BRIEF =
Restate the records below word for word, and omit the images they hold.

— START AVAILABLE DATA —

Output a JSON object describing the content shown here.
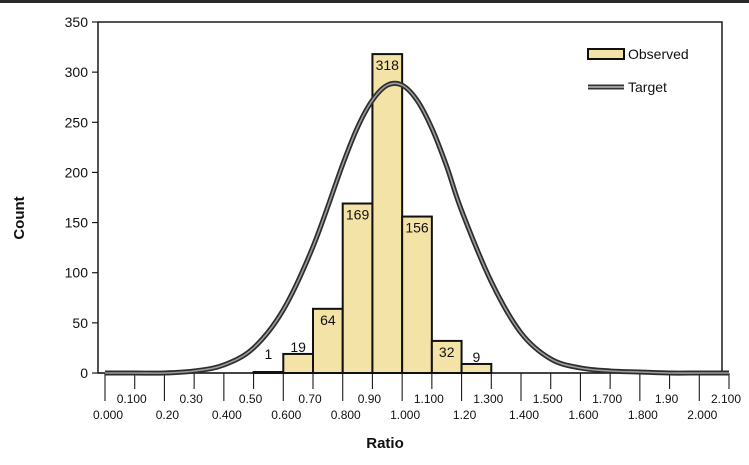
{
  "chart_data": {
    "type": "bar",
    "title": "",
    "xlabel": "Ratio",
    "ylabel": "Count",
    "ylim": [
      0,
      350
    ],
    "y_ticks": [
      0,
      50,
      100,
      150,
      200,
      250,
      300,
      350
    ],
    "xlim": [
      0.0,
      2.1
    ],
    "x_tick_labels_upper": [
      {
        "x": 0.1,
        "label": "0.100"
      },
      {
        "x": 0.3,
        "label": "0.30"
      },
      {
        "x": 0.5,
        "label": "0.50"
      },
      {
        "x": 0.7,
        "label": "0.70"
      },
      {
        "x": 0.9,
        "label": "0.90"
      },
      {
        "x": 1.1,
        "label": "1.100"
      },
      {
        "x": 1.3,
        "label": "1.300"
      },
      {
        "x": 1.5,
        "label": "1.500"
      },
      {
        "x": 1.7,
        "label": "1.700"
      },
      {
        "x": 1.9,
        "label": "1.90"
      },
      {
        "x": 2.1,
        "label": "2.100"
      }
    ],
    "x_tick_labels_lower": [
      {
        "x": 0.0,
        "label": "0.000"
      },
      {
        "x": 0.2,
        "label": "0.20"
      },
      {
        "x": 0.4,
        "label": "0.400"
      },
      {
        "x": 0.6,
        "label": "0.600"
      },
      {
        "x": 0.8,
        "label": "0.800"
      },
      {
        "x": 1.0,
        "label": "1.000"
      },
      {
        "x": 1.2,
        "label": "1.20"
      },
      {
        "x": 1.4,
        "label": "1.400"
      },
      {
        "x": 1.6,
        "label": "1.600"
      },
      {
        "x": 1.8,
        "label": "1.800"
      },
      {
        "x": 2.0,
        "label": "2.000"
      }
    ],
    "grid": false,
    "legend_position": "top-right",
    "series": [
      {
        "name": "Observed",
        "kind": "histogram",
        "color": "#f4e3a6",
        "bins": [
          {
            "x0": 0.5,
            "x1": 0.6,
            "value": 1,
            "label": "1"
          },
          {
            "x0": 0.6,
            "x1": 0.7,
            "value": 19,
            "label": "19"
          },
          {
            "x0": 0.7,
            "x1": 0.8,
            "value": 64,
            "label": "64"
          },
          {
            "x0": 0.8,
            "x1": 0.9,
            "value": 169,
            "label": "169"
          },
          {
            "x0": 0.9,
            "x1": 1.0,
            "value": 318,
            "label": "318"
          },
          {
            "x0": 1.0,
            "x1": 1.1,
            "value": 156,
            "label": "156"
          },
          {
            "x0": 1.1,
            "x1": 1.2,
            "value": 32,
            "label": "32"
          },
          {
            "x0": 1.2,
            "x1": 1.3,
            "value": 9,
            "label": "9"
          }
        ]
      },
      {
        "name": "Target",
        "kind": "line",
        "color": "#555555",
        "x": [
          0.0,
          0.1,
          0.2,
          0.3,
          0.4,
          0.5,
          0.6,
          0.7,
          0.8,
          0.85,
          0.9,
          0.95,
          1.0,
          1.05,
          1.1,
          1.15,
          1.2,
          1.3,
          1.4,
          1.5,
          1.6,
          1.7,
          1.8,
          1.9,
          2.0,
          2.1
        ],
        "y": [
          0,
          0,
          0,
          2,
          8,
          25,
          63,
          126,
          208,
          245,
          272,
          287,
          287,
          272,
          244,
          206,
          162,
          91,
          40,
          14,
          5,
          2,
          1,
          0,
          0,
          0
        ]
      }
    ]
  }
}
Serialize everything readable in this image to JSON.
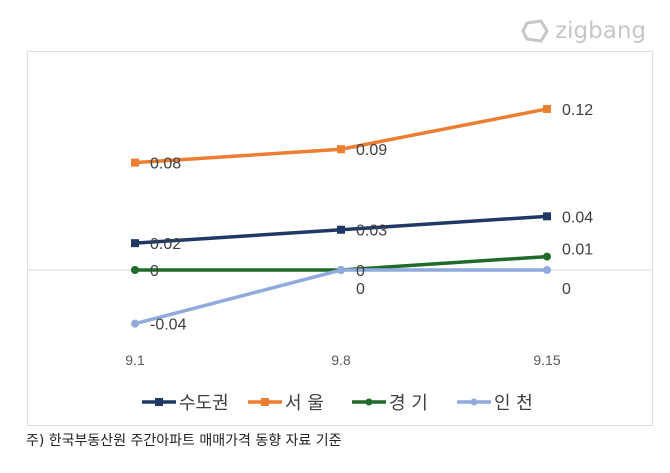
{
  "logo": "zigbang",
  "footnote": "주) 한국부동산원 주간아파트 매매가격 동향 자료 기준",
  "chart_data": {
    "type": "line",
    "categories": [
      "9.1",
      "9.8",
      "9.15"
    ],
    "ylim": [
      -0.06,
      0.14
    ],
    "grid": false,
    "legend": "bottom",
    "series": [
      {
        "name": "수도권",
        "values": [
          0.02,
          0.03,
          0.04
        ],
        "color": "#203864",
        "marker": "square",
        "labels": [
          "0.02",
          "0.03",
          "0.04"
        ]
      },
      {
        "name": "서 울",
        "values": [
          0.08,
          0.09,
          0.12
        ],
        "color": "#ED7D31",
        "marker": "square",
        "labels": [
          "0.08",
          "0.09",
          "0.12"
        ]
      },
      {
        "name": "경 기",
        "values": [
          0,
          0,
          0.01
        ],
        "color": "#1E6B2A",
        "marker": "circle",
        "labels": [
          "0",
          "0",
          "0.01"
        ]
      },
      {
        "name": "인 천",
        "values": [
          -0.04,
          0,
          0
        ],
        "color": "#8FAADC",
        "marker": "circle",
        "labels": [
          "-0.04",
          "0",
          "0"
        ]
      }
    ]
  }
}
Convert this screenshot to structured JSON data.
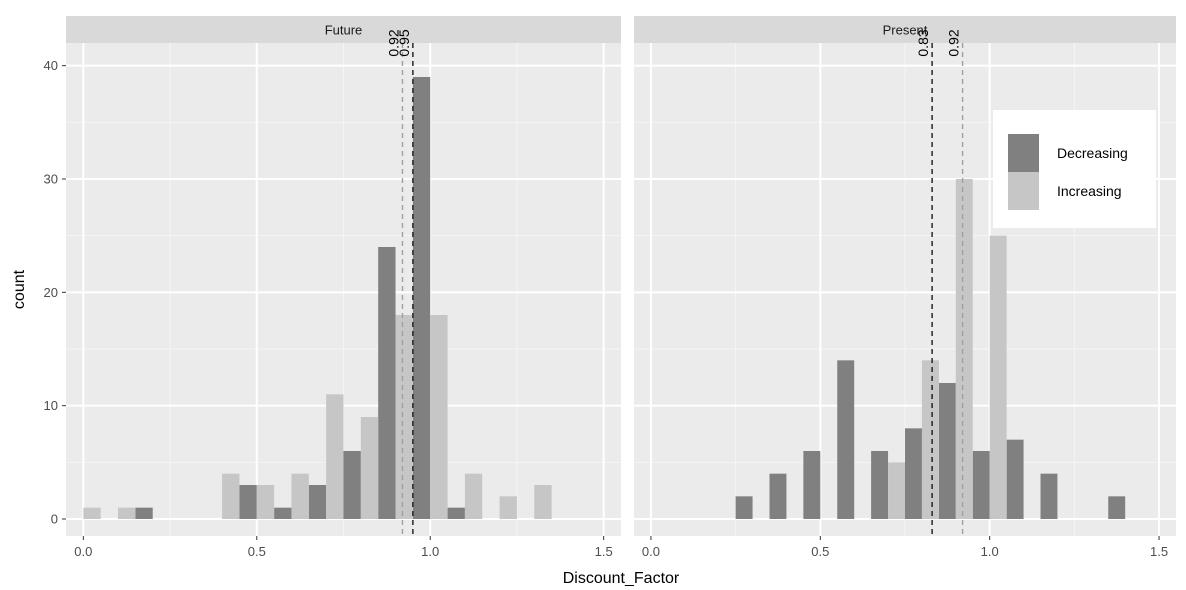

— END AVAILABLE DATA —

TASK ANSWER =
Output a JSON object describing the content shown here.
{
  "chart_data": {
    "type": "bar",
    "title": "",
    "xlabel": "Ratio",
    "ylabel": "Count",
    "ylim": [
      0,
      350
    ],
    "y_ticks": [
      0,
      50,
      100,
      150,
      200,
      250,
      300,
      350
    ],
    "xlim": [
      0.0,
      2.1
    ],
    "x_tick_labels_upper": [
      {
        "x": 0.1,
        "label": "0.100"
      },
      {
        "x": 0.3,
        "label": "0.30"
      },
      {
        "x": 0.5,
        "label": "0.50"
      },
      {
        "x": 0.7,
        "label": "0.70"
      },
      {
        "x": 0.9,
        "label": "0.90"
      },
      {
        "x": 1.1,
        "label": "1.100"
      },
      {
        "x": 1.3,
        "label": "1.300"
      },
      {
        "x": 1.5,
        "label": "1.500"
      },
      {
        "x": 1.7,
        "label": "1.700"
      },
      {
        "x": 1.9,
        "label": "1.90"
      },
      {
        "x": 2.1,
        "label": "2.100"
      }
    ],
    "x_tick_labels_lower": [
      {
        "x": 0.0,
        "label": "0.000"
      },
      {
        "x": 0.2,
        "label": "0.20"
      },
      {
        "x": 0.4,
        "label": "0.400"
      },
      {
        "x": 0.6,
        "label": "0.600"
      },
      {
        "x": 0.8,
        "label": "0.800"
      },
      {
        "x": 1.0,
        "label": "1.000"
      },
      {
        "x": 1.2,
        "label": "1.20"
      },
      {
        "x": 1.4,
        "label": "1.400"
      },
      {
        "x": 1.6,
        "label": "1.600"
      },
      {
        "x": 1.8,
        "label": "1.800"
      },
      {
        "x": 2.0,
        "label": "2.000"
      }
    ],
    "grid": false,
    "legend_position": "top-right",
    "series": [
      {
        "name": "Observed",
        "kind": "histogram",
        "color": "#f4e3a6",
        "bins": [
          {
            "x0": 0.5,
            "x1": 0.6,
            "value": 1,
            "label": "1"
          },
          {
            "x0": 0.6,
            "x1": 0.7,
            "value": 19,
            "label": "19"
          },
          {
            "x0": 0.7,
            "x1": 0.8,
            "value": 64,
            "label": "64"
          },
          {
            "x0": 0.8,
            "x1": 0.9,
            "value": 169,
            "label": "169"
          },
          {
            "x0": 0.9,
            "x1": 1.0,
            "value": 318,
            "label": "318"
          },
          {
            "x0": 1.0,
            "x1": 1.1,
            "value": 156,
            "label": "156"
          },
          {
            "x0": 1.1,
            "x1": 1.2,
            "value": 32,
            "label": "32"
          },
          {
            "x0": 1.2,
            "x1": 1.3,
            "value": 9,
            "label": "9"
          }
        ]
      },
      {
        "name": "Target",
        "kind": "line",
        "color": "#555555",
        "x": [
          0.0,
          0.1,
          0.2,
          0.3,
          0.4,
          0.5,
          0.6,
          0.7,
          0.8,
          0.85,
          0.9,
          0.95,
          1.0,
          1.05,
          1.1,
          1.15,
          1.2,
          1.3,
          1.4,
          1.5,
          1.6,
          1.7,
          1.8,
          1.9,
          2.0,
          2.1
        ],
        "y": [
          0,
          0,
          0,
          2,
          8,
          25,
          63,
          126,
          208,
          245,
          272,
          287,
          287,
          272,
          244,
          206,
          162,
          91,
          40,
          14,
          5,
          2,
          1,
          0,
          0,
          0
        ]
      }
    ]
  }
}
Serialize everything readable in this image to JSON.
{
  "logo": "zigbang",
  "footnote": "주) 한국부동산원 주간아파트 매매가격 동향 자료 기준",
  "chart_data": {
    "type": "line",
    "categories": [
      "9.1",
      "9.8",
      "9.15"
    ],
    "ylim": [
      -0.06,
      0.14
    ],
    "grid": false,
    "legend": "bottom",
    "series": [
      {
        "name": "수도권",
        "values": [
          0.02,
          0.03,
          0.04
        ],
        "color": "#203864",
        "marker": "square",
        "labels": [
          "0.02",
          "0.03",
          "0.04"
        ]
      },
      {
        "name": "서 울",
        "values": [
          0.08,
          0.09,
          0.12
        ],
        "color": "#ED7D31",
        "marker": "square",
        "labels": [
          "0.08",
          "0.09",
          "0.12"
        ]
      },
      {
        "name": "경 기",
        "values": [
          0,
          0,
          0.01
        ],
        "color": "#1E6B2A",
        "marker": "circle",
        "labels": [
          "0",
          "0",
          "0.01"
        ]
      },
      {
        "name": "인 천",
        "values": [
          -0.04,
          0,
          0
        ],
        "color": "#8FAADC",
        "marker": "circle",
        "labels": [
          "-0.04",
          "0",
          "0"
        ]
      }
    ]
  }
}
Convert this screenshot to structured JSON data.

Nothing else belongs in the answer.